**CONSEGNA**
Nella parte dell'elenco che va dall'inizio fino alla riga contenente "y-tick-label: 150 <box>109 368 140 387</box>" compresa, sostituisci "legend-box" con "legend-frame" e riscrivi quelle righe lasciando invariato tutto il resto.
::::::::
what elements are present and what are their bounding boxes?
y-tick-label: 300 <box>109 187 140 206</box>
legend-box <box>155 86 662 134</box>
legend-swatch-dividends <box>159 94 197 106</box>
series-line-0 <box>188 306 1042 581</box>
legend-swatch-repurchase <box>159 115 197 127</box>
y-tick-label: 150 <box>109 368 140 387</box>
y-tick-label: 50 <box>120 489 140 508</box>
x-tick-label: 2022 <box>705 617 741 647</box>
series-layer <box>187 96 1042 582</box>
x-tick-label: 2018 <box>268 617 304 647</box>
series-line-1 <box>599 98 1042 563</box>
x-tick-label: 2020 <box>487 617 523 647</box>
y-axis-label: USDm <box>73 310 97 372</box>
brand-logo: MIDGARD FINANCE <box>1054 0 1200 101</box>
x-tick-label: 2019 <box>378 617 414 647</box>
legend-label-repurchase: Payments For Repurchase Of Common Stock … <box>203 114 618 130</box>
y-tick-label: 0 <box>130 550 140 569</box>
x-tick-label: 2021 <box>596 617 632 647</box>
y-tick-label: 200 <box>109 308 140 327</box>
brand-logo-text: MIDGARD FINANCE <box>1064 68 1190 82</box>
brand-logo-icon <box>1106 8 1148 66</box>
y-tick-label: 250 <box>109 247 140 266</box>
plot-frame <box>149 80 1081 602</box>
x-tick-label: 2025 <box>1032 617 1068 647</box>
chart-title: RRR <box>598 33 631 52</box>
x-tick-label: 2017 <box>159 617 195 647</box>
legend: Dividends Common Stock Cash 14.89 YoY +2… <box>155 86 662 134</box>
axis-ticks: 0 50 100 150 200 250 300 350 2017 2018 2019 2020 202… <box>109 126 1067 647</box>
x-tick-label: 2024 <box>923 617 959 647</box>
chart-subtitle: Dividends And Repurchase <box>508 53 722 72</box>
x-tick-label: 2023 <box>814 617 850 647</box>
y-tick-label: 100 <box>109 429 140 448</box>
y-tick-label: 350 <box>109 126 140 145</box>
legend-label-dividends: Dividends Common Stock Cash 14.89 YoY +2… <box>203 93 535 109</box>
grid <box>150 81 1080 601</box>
::::::::
**SOLUZIONE**
what elements are present and what are their bounding boxes?
y-tick-label: 300 <box>109 187 140 206</box>
legend-frame <box>155 86 662 134</box>
legend-swatch-dividends <box>159 94 197 106</box>
series-line-0 <box>188 306 1042 581</box>
legend-swatch-repurchase <box>159 115 197 127</box>
y-tick-label: 150 <box>109 368 140 387</box>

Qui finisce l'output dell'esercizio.